[Items listed in a dataset]
— BEGIN —
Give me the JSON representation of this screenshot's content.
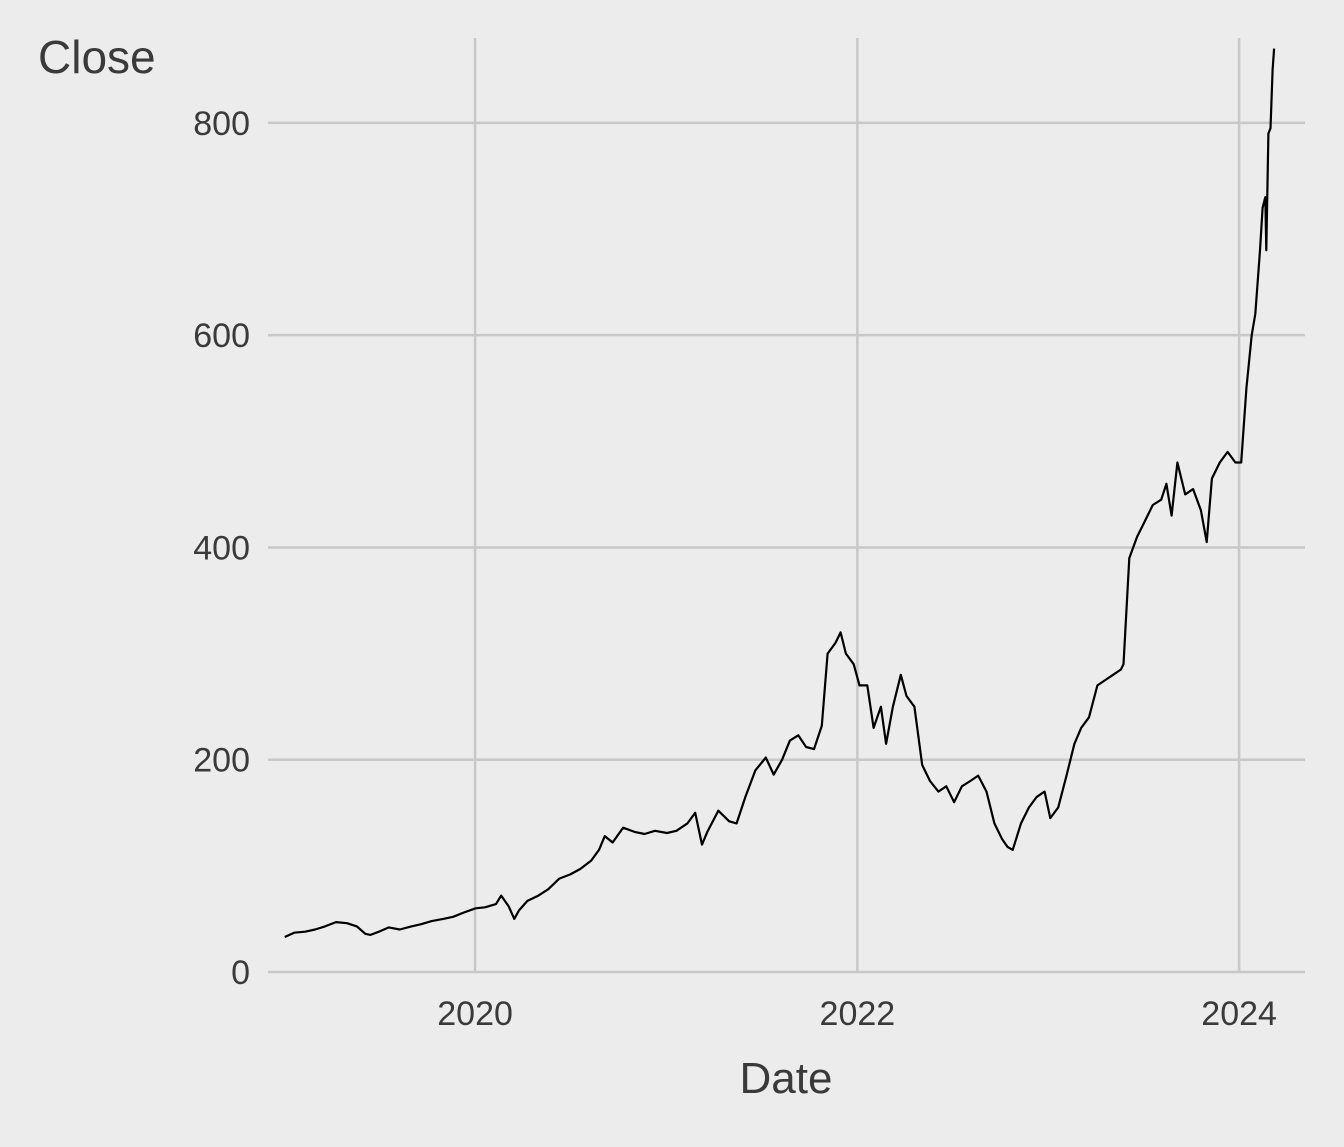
{
  "chart_data": {
    "type": "line",
    "xlabel": "Date",
    "ylabel": "Close",
    "x_ticks": [
      "2020",
      "2022",
      "2024"
    ],
    "y_ticks": [
      0,
      200,
      400,
      600,
      800
    ],
    "xlim": [
      "2018-12-01",
      "2024-05-06"
    ],
    "ylim": [
      0,
      880
    ],
    "grid": true,
    "legend": "none",
    "colors": {
      "background": "#ececec",
      "grid": "#c8c8c8",
      "line": "#000000"
    },
    "series": [
      {
        "x": [
          "2019-01-02",
          "2019-01-20",
          "2019-02-10",
          "2019-03-01",
          "2019-03-20",
          "2019-04-10",
          "2019-05-01",
          "2019-05-20",
          "2019-06-05",
          "2019-06-15",
          "2019-07-01",
          "2019-07-20",
          "2019-08-10",
          "2019-09-01",
          "2019-09-20",
          "2019-10-10",
          "2019-11-01",
          "2019-11-20",
          "2019-12-10",
          "2020-01-02",
          "2020-01-20",
          "2020-02-10",
          "2020-02-20",
          "2020-03-05",
          "2020-03-16",
          "2020-03-25",
          "2020-04-10",
          "2020-05-01",
          "2020-05-20",
          "2020-06-10",
          "2020-07-01",
          "2020-07-20",
          "2020-08-10",
          "2020-08-25",
          "2020-09-05",
          "2020-09-20",
          "2020-10-10",
          "2020-11-01",
          "2020-11-20",
          "2020-12-10",
          "2021-01-02",
          "2021-01-20",
          "2021-02-10",
          "2021-02-25",
          "2021-03-10",
          "2021-03-20",
          "2021-04-10",
          "2021-05-01",
          "2021-05-15",
          "2021-06-01",
          "2021-06-20",
          "2021-07-10",
          "2021-07-25",
          "2021-08-10",
          "2021-08-25",
          "2021-09-10",
          "2021-09-25",
          "2021-10-10",
          "2021-10-25",
          "2021-11-05",
          "2021-11-20",
          "2021-11-30",
          "2021-12-10",
          "2021-12-25",
          "2022-01-05",
          "2022-01-20",
          "2022-02-01",
          "2022-02-15",
          "2022-02-25",
          "2022-03-10",
          "2022-03-25",
          "2022-04-05",
          "2022-04-20",
          "2022-05-05",
          "2022-05-20",
          "2022-06-05",
          "2022-06-20",
          "2022-07-05",
          "2022-07-20",
          "2022-08-05",
          "2022-08-20",
          "2022-09-05",
          "2022-09-20",
          "2022-10-05",
          "2022-10-15",
          "2022-10-25",
          "2022-11-10",
          "2022-11-25",
          "2022-12-10",
          "2022-12-25",
          "2023-01-05",
          "2023-01-20",
          "2023-02-05",
          "2023-02-20",
          "2023-03-05",
          "2023-03-20",
          "2023-04-05",
          "2023-04-20",
          "2023-05-05",
          "2023-05-20",
          "2023-05-25",
          "2023-06-05",
          "2023-06-20",
          "2023-07-05",
          "2023-07-20",
          "2023-08-05",
          "2023-08-15",
          "2023-08-25",
          "2023-09-05",
          "2023-09-20",
          "2023-10-05",
          "2023-10-20",
          "2023-10-31",
          "2023-11-10",
          "2023-11-25",
          "2023-12-10",
          "2023-12-25",
          "2024-01-05",
          "2024-01-15",
          "2024-01-25",
          "2024-02-01",
          "2024-02-10",
          "2024-02-15",
          "2024-02-20",
          "2024-02-22",
          "2024-02-26",
          "2024-03-01",
          "2024-03-05",
          "2024-03-08"
        ],
        "values": [
          33,
          37,
          38,
          40,
          43,
          47,
          46,
          43,
          36,
          35,
          38,
          42,
          40,
          43,
          45,
          48,
          50,
          52,
          56,
          60,
          61,
          64,
          72,
          62,
          50,
          58,
          67,
          72,
          78,
          88,
          92,
          97,
          105,
          115,
          128,
          122,
          136,
          132,
          130,
          133,
          131,
          133,
          140,
          150,
          120,
          132,
          152,
          142,
          140,
          165,
          190,
          202,
          186,
          200,
          218,
          223,
          212,
          210,
          232,
          300,
          310,
          320,
          300,
          290,
          270,
          270,
          230,
          250,
          215,
          250,
          280,
          260,
          250,
          195,
          180,
          170,
          175,
          160,
          175,
          180,
          185,
          170,
          140,
          125,
          118,
          115,
          140,
          155,
          165,
          170,
          145,
          155,
          185,
          215,
          230,
          240,
          270,
          275,
          280,
          285,
          290,
          390,
          410,
          425,
          440,
          445,
          460,
          430,
          480,
          450,
          455,
          435,
          405,
          465,
          480,
          490,
          480,
          480,
          550,
          600,
          620,
          680,
          720,
          730,
          680,
          790,
          795,
          850,
          870
        ]
      }
    ]
  }
}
— END —
**The request**
Reproduce the data above in full, exactly as it is, with the pictures left out.

**Final answer**
Give me the JSON representation of this screenshot's content.
{
  "chart_data": {
    "type": "line",
    "xlabel": "Date",
    "ylabel": "Close",
    "x_ticks": [
      "2020",
      "2022",
      "2024"
    ],
    "y_ticks": [
      0,
      200,
      400,
      600,
      800
    ],
    "xlim": [
      "2018-12-01",
      "2024-05-06"
    ],
    "ylim": [
      0,
      880
    ],
    "grid": true,
    "legend": "none",
    "colors": {
      "background": "#ececec",
      "grid": "#c8c8c8",
      "line": "#000000"
    },
    "series": [
      {
        "x": [
          "2019-01-02",
          "2019-01-20",
          "2019-02-10",
          "2019-03-01",
          "2019-03-20",
          "2019-04-10",
          "2019-05-01",
          "2019-05-20",
          "2019-06-05",
          "2019-06-15",
          "2019-07-01",
          "2019-07-20",
          "2019-08-10",
          "2019-09-01",
          "2019-09-20",
          "2019-10-10",
          "2019-11-01",
          "2019-11-20",
          "2019-12-10",
          "2020-01-02",
          "2020-01-20",
          "2020-02-10",
          "2020-02-20",
          "2020-03-05",
          "2020-03-16",
          "2020-03-25",
          "2020-04-10",
          "2020-05-01",
          "2020-05-20",
          "2020-06-10",
          "2020-07-01",
          "2020-07-20",
          "2020-08-10",
          "2020-08-25",
          "2020-09-05",
          "2020-09-20",
          "2020-10-10",
          "2020-11-01",
          "2020-11-20",
          "2020-12-10",
          "2021-01-02",
          "2021-01-20",
          "2021-02-10",
          "2021-02-25",
          "2021-03-10",
          "2021-03-20",
          "2021-04-10",
          "2021-05-01",
          "2021-05-15",
          "2021-06-01",
          "2021-06-20",
          "2021-07-10",
          "2021-07-25",
          "2021-08-10",
          "2021-08-25",
          "2021-09-10",
          "2021-09-25",
          "2021-10-10",
          "2021-10-25",
          "2021-11-05",
          "2021-11-20",
          "2021-11-30",
          "2021-12-10",
          "2021-12-25",
          "2022-01-05",
          "2022-01-20",
          "2022-02-01",
          "2022-02-15",
          "2022-02-25",
          "2022-03-10",
          "2022-03-25",
          "2022-04-05",
          "2022-04-20",
          "2022-05-05",
          "2022-05-20",
          "2022-06-05",
          "2022-06-20",
          "2022-07-05",
          "2022-07-20",
          "2022-08-05",
          "2022-08-20",
          "2022-09-05",
          "2022-09-20",
          "2022-10-05",
          "2022-10-15",
          "2022-10-25",
          "2022-11-10",
          "2022-11-25",
          "2022-12-10",
          "2022-12-25",
          "2023-01-05",
          "2023-01-20",
          "2023-02-05",
          "2023-02-20",
          "2023-03-05",
          "2023-03-20",
          "2023-04-05",
          "2023-04-20",
          "2023-05-05",
          "2023-05-20",
          "2023-05-25",
          "2023-06-05",
          "2023-06-20",
          "2023-07-05",
          "2023-07-20",
          "2023-08-05",
          "2023-08-15",
          "2023-08-25",
          "2023-09-05",
          "2023-09-20",
          "2023-10-05",
          "2023-10-20",
          "2023-10-31",
          "2023-11-10",
          "2023-11-25",
          "2023-12-10",
          "2023-12-25",
          "2024-01-05",
          "2024-01-15",
          "2024-01-25",
          "2024-02-01",
          "2024-02-10",
          "2024-02-15",
          "2024-02-20",
          "2024-02-22",
          "2024-02-26",
          "2024-03-01",
          "2024-03-05",
          "2024-03-08"
        ],
        "values": [
          33,
          37,
          38,
          40,
          43,
          47,
          46,
          43,
          36,
          35,
          38,
          42,
          40,
          43,
          45,
          48,
          50,
          52,
          56,
          60,
          61,
          64,
          72,
          62,
          50,
          58,
          67,
          72,
          78,
          88,
          92,
          97,
          105,
          115,
          128,
          122,
          136,
          132,
          130,
          133,
          131,
          133,
          140,
          150,
          120,
          132,
          152,
          142,
          140,
          165,
          190,
          202,
          186,
          200,
          218,
          223,
          212,
          210,
          232,
          300,
          310,
          320,
          300,
          290,
          270,
          270,
          230,
          250,
          215,
          250,
          280,
          260,
          250,
          195,
          180,
          170,
          175,
          160,
          175,
          180,
          185,
          170,
          140,
          125,
          118,
          115,
          140,
          155,
          165,
          170,
          145,
          155,
          185,
          215,
          230,
          240,
          270,
          275,
          280,
          285,
          290,
          390,
          410,
          425,
          440,
          445,
          460,
          430,
          480,
          450,
          455,
          435,
          405,
          465,
          480,
          490,
          480,
          480,
          550,
          600,
          620,
          680,
          720,
          730,
          680,
          790,
          795,
          850,
          870
        ]
      }
    ]
  }
}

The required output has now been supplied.